• WHAT IS ASKED
Each line containing the word "this" should be found and copied.
####
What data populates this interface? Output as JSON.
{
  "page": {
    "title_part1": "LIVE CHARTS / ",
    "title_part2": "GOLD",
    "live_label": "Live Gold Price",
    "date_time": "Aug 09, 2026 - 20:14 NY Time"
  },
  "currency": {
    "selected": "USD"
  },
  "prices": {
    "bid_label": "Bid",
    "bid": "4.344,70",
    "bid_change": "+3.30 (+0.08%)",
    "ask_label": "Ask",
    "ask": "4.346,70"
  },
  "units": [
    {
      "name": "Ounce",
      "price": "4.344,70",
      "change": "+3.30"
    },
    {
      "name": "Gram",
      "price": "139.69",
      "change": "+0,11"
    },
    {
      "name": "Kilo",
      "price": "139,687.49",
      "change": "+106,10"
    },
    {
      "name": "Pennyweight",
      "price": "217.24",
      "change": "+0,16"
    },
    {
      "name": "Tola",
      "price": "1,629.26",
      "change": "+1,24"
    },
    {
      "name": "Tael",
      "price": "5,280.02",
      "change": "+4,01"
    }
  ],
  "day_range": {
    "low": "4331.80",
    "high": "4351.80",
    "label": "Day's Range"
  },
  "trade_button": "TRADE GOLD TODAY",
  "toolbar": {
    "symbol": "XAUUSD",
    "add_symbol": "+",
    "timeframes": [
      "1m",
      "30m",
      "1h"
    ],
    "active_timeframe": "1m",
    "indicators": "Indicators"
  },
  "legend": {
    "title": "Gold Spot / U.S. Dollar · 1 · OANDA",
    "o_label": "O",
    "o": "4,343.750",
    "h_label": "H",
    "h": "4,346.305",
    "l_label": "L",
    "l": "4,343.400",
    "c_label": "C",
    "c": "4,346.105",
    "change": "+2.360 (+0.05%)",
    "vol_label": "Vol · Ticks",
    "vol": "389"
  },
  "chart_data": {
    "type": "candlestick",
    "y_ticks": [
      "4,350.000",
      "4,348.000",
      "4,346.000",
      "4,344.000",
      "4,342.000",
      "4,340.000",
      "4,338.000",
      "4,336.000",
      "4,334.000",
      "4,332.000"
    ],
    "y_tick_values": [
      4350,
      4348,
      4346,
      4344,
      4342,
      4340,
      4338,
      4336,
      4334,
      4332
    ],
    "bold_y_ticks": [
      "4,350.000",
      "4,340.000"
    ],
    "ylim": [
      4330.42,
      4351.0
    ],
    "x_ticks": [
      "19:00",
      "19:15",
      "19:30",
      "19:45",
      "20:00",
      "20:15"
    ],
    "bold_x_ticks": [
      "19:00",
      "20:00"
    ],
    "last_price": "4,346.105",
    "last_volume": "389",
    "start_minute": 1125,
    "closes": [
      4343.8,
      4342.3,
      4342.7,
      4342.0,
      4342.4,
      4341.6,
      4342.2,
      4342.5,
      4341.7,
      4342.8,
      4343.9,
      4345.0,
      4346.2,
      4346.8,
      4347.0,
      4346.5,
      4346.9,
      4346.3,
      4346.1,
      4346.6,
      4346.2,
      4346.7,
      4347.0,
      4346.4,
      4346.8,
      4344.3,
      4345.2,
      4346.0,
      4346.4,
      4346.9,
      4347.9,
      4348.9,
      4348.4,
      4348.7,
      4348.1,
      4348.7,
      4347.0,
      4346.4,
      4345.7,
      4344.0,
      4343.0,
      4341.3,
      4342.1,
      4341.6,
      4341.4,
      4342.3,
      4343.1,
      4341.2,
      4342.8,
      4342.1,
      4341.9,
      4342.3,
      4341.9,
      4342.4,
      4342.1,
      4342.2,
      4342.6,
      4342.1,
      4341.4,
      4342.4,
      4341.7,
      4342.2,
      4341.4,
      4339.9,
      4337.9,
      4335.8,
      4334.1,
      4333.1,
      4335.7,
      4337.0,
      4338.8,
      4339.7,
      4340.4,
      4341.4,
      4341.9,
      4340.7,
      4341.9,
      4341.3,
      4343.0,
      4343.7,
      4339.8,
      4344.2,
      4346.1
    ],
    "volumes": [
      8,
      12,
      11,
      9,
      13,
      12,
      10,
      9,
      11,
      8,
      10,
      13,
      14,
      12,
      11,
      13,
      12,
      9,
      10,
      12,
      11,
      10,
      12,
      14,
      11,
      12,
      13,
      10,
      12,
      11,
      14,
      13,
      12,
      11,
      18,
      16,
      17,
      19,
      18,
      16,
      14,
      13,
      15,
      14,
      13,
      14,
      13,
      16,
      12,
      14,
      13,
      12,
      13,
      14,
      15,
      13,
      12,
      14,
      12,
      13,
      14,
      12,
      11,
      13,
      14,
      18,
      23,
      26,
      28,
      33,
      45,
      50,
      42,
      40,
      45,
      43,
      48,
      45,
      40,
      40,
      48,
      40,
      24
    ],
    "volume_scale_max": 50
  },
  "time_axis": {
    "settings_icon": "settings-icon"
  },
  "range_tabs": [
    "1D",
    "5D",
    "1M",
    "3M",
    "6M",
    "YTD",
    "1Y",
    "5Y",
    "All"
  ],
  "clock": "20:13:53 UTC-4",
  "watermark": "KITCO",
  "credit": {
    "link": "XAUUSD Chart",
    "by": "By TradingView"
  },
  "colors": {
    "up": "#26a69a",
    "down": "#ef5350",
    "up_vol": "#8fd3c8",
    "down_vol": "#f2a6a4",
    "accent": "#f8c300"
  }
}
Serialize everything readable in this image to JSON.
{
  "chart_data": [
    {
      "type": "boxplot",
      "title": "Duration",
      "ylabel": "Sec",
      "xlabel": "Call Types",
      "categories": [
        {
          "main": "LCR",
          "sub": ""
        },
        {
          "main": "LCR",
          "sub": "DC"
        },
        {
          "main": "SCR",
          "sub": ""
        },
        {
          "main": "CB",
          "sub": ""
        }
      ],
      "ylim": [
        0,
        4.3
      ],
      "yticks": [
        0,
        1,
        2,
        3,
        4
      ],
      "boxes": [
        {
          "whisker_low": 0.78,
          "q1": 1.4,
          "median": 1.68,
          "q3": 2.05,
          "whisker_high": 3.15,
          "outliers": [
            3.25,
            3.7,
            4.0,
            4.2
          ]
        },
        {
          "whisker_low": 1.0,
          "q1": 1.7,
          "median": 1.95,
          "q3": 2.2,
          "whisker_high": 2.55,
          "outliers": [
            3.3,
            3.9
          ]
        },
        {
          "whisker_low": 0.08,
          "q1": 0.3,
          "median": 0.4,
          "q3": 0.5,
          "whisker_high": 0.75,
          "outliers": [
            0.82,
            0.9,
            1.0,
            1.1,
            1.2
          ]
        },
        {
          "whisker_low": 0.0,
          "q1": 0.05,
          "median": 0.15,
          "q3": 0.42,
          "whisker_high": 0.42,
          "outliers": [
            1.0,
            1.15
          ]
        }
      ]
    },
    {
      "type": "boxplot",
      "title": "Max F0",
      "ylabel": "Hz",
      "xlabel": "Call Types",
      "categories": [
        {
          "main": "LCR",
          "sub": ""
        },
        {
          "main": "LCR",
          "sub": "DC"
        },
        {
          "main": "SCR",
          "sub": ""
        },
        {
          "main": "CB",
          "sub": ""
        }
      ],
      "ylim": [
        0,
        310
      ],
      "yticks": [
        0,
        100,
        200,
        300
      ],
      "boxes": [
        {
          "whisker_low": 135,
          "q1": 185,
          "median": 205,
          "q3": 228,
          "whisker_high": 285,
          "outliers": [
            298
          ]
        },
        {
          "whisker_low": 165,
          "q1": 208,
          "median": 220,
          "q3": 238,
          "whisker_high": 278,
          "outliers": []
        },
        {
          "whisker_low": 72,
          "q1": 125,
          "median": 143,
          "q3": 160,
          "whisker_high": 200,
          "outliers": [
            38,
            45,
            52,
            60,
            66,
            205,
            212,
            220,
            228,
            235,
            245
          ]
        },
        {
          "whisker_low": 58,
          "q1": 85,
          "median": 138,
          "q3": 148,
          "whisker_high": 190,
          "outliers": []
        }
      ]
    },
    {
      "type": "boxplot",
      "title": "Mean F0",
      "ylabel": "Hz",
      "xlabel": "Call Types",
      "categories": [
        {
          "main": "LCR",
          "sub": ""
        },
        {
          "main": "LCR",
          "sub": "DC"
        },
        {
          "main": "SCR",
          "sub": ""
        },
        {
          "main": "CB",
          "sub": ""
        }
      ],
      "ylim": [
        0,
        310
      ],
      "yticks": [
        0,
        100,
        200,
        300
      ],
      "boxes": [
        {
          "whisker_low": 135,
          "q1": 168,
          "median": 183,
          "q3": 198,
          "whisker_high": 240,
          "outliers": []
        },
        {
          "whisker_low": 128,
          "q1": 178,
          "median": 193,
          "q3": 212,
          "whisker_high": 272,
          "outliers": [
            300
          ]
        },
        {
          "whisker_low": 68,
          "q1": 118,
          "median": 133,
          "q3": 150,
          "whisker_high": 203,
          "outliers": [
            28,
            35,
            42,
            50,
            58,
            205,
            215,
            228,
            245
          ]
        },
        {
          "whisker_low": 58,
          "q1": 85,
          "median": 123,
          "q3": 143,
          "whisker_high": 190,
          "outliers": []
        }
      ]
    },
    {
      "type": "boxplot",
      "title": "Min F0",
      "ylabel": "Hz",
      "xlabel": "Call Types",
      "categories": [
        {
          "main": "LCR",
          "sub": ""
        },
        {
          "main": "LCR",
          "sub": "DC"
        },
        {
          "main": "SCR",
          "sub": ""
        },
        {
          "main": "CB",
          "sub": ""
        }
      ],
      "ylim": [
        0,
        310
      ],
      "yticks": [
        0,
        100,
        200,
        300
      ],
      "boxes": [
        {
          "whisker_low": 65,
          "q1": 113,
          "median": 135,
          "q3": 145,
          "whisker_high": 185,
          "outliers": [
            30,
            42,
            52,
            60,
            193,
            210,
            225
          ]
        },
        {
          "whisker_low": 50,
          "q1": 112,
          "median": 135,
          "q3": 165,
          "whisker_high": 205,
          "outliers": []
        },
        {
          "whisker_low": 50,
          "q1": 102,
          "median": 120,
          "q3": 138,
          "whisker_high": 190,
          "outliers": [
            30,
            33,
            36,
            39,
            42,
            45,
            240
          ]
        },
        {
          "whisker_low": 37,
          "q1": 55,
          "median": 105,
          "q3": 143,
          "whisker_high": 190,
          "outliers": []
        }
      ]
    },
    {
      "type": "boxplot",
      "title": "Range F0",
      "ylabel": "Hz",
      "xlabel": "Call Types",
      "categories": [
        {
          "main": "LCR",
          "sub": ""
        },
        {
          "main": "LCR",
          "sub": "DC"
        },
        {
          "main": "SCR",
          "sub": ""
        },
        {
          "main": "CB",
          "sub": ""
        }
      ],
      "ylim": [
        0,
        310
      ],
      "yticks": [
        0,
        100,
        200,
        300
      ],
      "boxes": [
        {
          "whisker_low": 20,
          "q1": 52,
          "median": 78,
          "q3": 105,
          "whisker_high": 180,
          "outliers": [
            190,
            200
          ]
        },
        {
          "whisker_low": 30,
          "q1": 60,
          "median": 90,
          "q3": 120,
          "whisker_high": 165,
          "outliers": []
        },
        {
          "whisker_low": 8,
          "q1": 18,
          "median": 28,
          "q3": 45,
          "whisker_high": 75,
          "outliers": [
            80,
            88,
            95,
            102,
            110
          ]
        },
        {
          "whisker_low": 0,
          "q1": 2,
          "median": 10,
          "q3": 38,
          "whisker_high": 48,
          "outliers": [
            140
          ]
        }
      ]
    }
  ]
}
####
• PROBLEM SOLUTION
What data populates this interface? Output as JSON.
Serialize everything readable in this image to JSON.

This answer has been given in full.